Material shown:
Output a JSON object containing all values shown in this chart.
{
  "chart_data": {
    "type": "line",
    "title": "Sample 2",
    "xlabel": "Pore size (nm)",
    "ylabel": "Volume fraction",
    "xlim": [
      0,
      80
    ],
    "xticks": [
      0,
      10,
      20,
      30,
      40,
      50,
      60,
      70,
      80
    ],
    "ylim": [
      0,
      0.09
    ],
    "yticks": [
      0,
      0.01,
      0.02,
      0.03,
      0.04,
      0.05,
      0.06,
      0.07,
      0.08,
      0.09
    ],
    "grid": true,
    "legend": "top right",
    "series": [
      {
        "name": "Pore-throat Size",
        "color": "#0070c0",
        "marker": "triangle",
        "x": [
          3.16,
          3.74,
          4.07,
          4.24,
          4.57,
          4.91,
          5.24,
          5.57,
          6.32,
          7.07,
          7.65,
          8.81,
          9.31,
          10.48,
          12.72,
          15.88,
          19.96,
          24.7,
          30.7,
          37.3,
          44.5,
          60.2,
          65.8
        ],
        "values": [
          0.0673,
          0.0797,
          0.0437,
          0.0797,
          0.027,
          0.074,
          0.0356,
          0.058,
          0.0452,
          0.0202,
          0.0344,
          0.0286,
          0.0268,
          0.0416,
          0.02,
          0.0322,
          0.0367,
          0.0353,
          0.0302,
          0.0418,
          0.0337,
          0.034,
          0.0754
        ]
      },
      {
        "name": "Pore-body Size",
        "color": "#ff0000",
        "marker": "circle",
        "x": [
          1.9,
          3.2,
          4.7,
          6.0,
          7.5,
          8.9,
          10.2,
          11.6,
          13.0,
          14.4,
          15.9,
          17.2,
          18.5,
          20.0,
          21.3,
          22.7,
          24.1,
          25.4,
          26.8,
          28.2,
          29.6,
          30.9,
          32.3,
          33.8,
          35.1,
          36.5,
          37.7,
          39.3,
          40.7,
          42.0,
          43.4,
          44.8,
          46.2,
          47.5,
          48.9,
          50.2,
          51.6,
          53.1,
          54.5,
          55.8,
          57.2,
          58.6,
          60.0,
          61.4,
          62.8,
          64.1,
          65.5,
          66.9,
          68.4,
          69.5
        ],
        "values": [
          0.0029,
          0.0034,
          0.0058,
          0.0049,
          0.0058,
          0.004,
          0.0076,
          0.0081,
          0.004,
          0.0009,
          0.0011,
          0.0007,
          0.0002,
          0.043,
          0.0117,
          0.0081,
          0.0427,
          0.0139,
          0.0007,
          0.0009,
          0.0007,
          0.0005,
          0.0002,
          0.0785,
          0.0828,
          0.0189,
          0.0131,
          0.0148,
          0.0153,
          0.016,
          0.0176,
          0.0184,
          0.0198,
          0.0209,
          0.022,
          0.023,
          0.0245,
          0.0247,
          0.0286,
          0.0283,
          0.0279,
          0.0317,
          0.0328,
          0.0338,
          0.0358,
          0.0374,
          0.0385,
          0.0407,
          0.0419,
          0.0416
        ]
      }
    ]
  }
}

Goal:
Exactly as written, please output every entry.

Written response:
Output a JSON object containing all values shown in this chart.
{
  "chart_data": {
    "type": "line",
    "title": "Sample 2",
    "xlabel": "Pore size (nm)",
    "ylabel": "Volume fraction",
    "xlim": [
      0,
      80
    ],
    "xticks": [
      0,
      10,
      20,
      30,
      40,
      50,
      60,
      70,
      80
    ],
    "ylim": [
      0,
      0.09
    ],
    "yticks": [
      0,
      0.01,
      0.02,
      0.03,
      0.04,
      0.05,
      0.06,
      0.07,
      0.08,
      0.09
    ],
    "grid": true,
    "legend": "top right",
    "series": [
      {
        "name": "Pore-throat Size",
        "color": "#0070c0",
        "marker": "triangle",
        "x": [
          3.16,
          3.74,
          4.07,
          4.24,
          4.57,
          4.91,
          5.24,
          5.57,
          6.32,
          7.07,
          7.65,
          8.81,
          9.31,
          10.48,
          12.72,
          15.88,
          19.96,
          24.7,
          30.7,
          37.3,
          44.5,
          60.2,
          65.8
        ],
        "values": [
          0.0673,
          0.0797,
          0.0437,
          0.0797,
          0.027,
          0.074,
          0.0356,
          0.058,
          0.0452,
          0.0202,
          0.0344,
          0.0286,
          0.0268,
          0.0416,
          0.02,
          0.0322,
          0.0367,
          0.0353,
          0.0302,
          0.0418,
          0.0337,
          0.034,
          0.0754
        ]
      },
      {
        "name": "Pore-body Size",
        "color": "#ff0000",
        "marker": "circle",
        "x": [
          1.9,
          3.2,
          4.7,
          6.0,
          7.5,
          8.9,
          10.2,
          11.6,
          13.0,
          14.4,
          15.9,
          17.2,
          18.5,
          20.0,
          21.3,
          22.7,
          24.1,
          25.4,
          26.8,
          28.2,
          29.6,
          30.9,
          32.3,
          33.8,
          35.1,
          36.5,
          37.7,
          39.3,
          40.7,
          42.0,
          43.4,
          44.8,
          46.2,
          47.5,
          48.9,
          50.2,
          51.6,
          53.1,
          54.5,
          55.8,
          57.2,
          58.6,
          60.0,
          61.4,
          62.8,
          64.1,
          65.5,
          66.9,
          68.4,
          69.5
        ],
        "values": [
          0.0029,
          0.0034,
          0.0058,
          0.0049,
          0.0058,
          0.004,
          0.0076,
          0.0081,
          0.004,
          0.0009,
          0.0011,
          0.0007,
          0.0002,
          0.043,
          0.0117,
          0.0081,
          0.0427,
          0.0139,
          0.0007,
          0.0009,
          0.0007,
          0.0005,
          0.0002,
          0.0785,
          0.0828,
          0.0189,
          0.0131,
          0.0148,
          0.0153,
          0.016,
          0.0176,
          0.0184,
          0.0198,
          0.0209,
          0.022,
          0.023,
          0.0245,
          0.0247,
          0.0286,
          0.0283,
          0.0279,
          0.0317,
          0.0328,
          0.0338,
          0.0358,
          0.0374,
          0.0385,
          0.0407,
          0.0419,
          0.0416
        ]
      }
    ]
  }
}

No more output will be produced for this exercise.